(Collection entries)
::::
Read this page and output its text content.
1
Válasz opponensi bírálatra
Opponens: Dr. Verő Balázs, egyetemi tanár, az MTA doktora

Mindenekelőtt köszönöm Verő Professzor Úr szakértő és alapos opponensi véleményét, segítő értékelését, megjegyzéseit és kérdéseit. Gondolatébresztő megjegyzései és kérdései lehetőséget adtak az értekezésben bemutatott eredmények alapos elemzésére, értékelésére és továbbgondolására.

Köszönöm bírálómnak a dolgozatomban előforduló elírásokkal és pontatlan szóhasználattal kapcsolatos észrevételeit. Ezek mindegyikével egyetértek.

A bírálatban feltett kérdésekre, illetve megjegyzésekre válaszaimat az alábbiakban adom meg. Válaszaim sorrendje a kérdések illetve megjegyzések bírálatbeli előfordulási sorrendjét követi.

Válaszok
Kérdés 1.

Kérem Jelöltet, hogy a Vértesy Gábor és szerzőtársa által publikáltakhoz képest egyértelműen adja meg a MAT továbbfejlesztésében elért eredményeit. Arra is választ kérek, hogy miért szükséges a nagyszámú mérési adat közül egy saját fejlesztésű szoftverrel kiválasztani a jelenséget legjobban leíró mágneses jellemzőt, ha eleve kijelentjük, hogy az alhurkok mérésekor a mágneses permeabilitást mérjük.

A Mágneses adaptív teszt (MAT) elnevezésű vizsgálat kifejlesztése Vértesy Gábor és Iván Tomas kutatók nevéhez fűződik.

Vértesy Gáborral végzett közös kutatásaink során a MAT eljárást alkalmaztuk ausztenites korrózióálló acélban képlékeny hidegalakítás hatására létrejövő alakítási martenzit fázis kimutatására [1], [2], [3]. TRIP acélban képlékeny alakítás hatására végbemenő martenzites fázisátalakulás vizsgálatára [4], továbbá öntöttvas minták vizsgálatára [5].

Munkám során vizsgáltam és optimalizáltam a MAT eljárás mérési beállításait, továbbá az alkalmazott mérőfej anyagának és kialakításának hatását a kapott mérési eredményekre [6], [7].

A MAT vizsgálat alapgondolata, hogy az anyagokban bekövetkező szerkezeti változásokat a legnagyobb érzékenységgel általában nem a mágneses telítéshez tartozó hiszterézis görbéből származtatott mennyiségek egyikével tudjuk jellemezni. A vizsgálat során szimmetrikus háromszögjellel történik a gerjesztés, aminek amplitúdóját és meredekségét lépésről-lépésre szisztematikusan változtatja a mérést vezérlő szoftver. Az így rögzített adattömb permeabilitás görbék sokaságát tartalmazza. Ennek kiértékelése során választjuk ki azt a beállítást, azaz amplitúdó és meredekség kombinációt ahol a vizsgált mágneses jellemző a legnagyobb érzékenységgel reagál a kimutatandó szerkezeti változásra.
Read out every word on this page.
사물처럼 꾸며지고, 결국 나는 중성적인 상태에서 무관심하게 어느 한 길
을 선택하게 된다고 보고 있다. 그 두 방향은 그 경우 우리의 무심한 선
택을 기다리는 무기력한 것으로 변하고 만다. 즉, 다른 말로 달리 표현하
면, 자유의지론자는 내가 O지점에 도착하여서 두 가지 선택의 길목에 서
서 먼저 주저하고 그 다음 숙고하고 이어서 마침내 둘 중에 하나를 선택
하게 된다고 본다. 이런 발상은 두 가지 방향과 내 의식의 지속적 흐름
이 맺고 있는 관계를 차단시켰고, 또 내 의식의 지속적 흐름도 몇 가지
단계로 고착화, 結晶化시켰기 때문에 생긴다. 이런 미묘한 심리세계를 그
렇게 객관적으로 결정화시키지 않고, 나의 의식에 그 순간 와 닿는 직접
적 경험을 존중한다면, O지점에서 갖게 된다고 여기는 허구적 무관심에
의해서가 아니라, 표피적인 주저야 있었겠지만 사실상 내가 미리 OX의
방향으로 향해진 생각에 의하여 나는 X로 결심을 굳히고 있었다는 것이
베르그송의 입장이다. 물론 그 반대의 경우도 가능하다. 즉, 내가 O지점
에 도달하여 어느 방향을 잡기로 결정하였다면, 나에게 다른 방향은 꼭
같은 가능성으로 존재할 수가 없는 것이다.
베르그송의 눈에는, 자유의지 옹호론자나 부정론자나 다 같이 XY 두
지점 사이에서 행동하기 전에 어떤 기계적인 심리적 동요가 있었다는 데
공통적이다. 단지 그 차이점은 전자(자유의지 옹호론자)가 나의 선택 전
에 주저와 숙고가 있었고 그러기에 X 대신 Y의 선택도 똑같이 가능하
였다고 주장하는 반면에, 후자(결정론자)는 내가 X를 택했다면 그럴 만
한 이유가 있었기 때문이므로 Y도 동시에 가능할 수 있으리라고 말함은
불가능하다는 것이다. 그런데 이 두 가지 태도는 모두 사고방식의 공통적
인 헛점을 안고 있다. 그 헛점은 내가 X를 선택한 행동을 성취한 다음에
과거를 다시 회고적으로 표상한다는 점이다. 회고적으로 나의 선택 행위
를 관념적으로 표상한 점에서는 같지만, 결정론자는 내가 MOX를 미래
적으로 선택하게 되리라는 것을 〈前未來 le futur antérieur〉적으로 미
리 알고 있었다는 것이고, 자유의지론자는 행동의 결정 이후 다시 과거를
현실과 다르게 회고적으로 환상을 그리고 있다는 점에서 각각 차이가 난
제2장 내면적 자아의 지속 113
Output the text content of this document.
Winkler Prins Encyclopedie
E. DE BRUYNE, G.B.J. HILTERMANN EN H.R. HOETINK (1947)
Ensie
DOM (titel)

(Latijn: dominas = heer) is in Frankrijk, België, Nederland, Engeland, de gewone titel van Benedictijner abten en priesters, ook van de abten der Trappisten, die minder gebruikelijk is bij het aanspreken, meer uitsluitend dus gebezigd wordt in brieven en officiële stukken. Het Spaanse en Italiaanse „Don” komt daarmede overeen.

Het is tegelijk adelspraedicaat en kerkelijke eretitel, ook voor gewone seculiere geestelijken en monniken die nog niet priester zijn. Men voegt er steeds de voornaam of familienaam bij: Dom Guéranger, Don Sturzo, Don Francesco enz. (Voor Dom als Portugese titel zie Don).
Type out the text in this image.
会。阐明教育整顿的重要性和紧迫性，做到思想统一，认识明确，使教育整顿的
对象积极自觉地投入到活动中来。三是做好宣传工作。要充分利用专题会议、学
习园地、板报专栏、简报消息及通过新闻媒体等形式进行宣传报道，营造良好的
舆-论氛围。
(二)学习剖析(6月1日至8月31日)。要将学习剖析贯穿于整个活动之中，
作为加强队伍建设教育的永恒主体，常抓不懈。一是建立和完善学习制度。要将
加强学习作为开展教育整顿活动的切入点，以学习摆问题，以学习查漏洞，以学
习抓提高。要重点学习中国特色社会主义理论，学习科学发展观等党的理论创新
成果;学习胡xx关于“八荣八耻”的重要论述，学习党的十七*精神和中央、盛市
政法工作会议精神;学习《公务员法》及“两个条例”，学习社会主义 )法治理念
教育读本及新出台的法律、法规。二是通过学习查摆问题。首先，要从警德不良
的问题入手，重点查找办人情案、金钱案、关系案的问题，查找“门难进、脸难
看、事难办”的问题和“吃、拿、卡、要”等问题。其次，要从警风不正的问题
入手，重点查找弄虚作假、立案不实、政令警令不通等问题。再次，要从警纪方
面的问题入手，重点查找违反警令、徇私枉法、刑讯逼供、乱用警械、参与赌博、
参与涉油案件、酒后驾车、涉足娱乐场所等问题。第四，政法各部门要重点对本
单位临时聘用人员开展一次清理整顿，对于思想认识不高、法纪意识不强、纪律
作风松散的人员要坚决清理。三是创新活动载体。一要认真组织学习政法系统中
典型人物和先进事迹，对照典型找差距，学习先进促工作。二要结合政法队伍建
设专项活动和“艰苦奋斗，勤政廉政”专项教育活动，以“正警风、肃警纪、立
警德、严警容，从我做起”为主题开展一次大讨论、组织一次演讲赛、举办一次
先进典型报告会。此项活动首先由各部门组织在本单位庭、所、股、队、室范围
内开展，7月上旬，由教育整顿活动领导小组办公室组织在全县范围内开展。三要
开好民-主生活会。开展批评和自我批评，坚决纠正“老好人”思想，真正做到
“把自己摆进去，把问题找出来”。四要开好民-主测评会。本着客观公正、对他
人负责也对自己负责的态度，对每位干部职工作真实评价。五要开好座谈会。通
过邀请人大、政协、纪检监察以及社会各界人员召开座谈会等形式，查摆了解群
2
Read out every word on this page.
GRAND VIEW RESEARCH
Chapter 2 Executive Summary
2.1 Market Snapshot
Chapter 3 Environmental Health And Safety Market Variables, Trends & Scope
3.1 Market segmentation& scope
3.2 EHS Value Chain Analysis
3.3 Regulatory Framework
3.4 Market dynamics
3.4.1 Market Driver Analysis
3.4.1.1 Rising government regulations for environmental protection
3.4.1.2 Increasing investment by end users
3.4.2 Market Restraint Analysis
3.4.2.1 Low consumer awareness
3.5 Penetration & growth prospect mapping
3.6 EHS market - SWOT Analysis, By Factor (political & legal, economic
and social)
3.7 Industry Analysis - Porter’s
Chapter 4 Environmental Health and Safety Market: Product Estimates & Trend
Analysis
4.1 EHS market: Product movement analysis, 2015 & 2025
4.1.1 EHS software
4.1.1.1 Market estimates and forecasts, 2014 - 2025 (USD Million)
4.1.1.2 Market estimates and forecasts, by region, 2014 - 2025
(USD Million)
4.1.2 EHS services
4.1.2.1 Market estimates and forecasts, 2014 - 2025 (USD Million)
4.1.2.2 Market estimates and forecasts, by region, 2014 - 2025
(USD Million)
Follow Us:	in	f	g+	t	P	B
::::
## WHAT TO DO
Among the entries above, how many lines hold the string "Verő"? Give the number by itself.

## EXERCISE RESPONSE
2